■ CHALLENGE
Could you print all the entries exactly?

::::

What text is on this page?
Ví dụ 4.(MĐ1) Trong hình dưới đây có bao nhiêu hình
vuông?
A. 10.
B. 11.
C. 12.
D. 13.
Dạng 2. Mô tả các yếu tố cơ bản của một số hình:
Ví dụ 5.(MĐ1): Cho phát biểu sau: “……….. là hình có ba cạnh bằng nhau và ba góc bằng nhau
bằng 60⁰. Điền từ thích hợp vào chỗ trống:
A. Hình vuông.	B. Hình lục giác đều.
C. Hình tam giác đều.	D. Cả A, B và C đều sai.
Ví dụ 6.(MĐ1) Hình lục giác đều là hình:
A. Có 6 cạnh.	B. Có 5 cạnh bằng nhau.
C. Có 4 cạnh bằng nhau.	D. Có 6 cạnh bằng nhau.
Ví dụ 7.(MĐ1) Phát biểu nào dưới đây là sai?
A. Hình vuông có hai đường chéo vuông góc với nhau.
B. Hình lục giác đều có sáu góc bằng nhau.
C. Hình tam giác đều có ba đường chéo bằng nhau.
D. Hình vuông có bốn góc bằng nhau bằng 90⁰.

::::

■ TASK RESPONSE
What text is on this page?
Ví dụ 4.(MĐ1) Trong hình dưới đây có bao nhiêu hình
vuông?
A. 10.
B. 11.
C. 12.
D. 13.
Dạng 2. Mô tả các yếu tố cơ bản của một số hình:
Ví dụ 5.(MĐ1): Cho phát biểu sau: “……….. là hình có ba cạnh bằng nhau và ba góc bằng nhau
bằng 60⁰. Điền từ thích hợp vào chỗ trống:
A. Hình vuông.	B. Hình lục giác đều.
C. Hình tam giác đều.	D. Cả A, B và C đều sai.
Ví dụ 6.(MĐ1) Hình lục giác đều là hình:
A. Có 6 cạnh.	B. Có 5 cạnh bằng nhau.
C. Có 4 cạnh bằng nhau.	D. Có 6 cạnh bằng nhau.
Ví dụ 7.(MĐ1) Phát biểu nào dưới đây là sai?
A. Hình vuông có hai đường chéo vuông góc với nhau.
B. Hình lục giác đều có sáu góc bằng nhau.
C. Hình tam giác đều có ba đường chéo bằng nhau.
D. Hình vuông có bốn góc bằng nhau bằng 90⁰.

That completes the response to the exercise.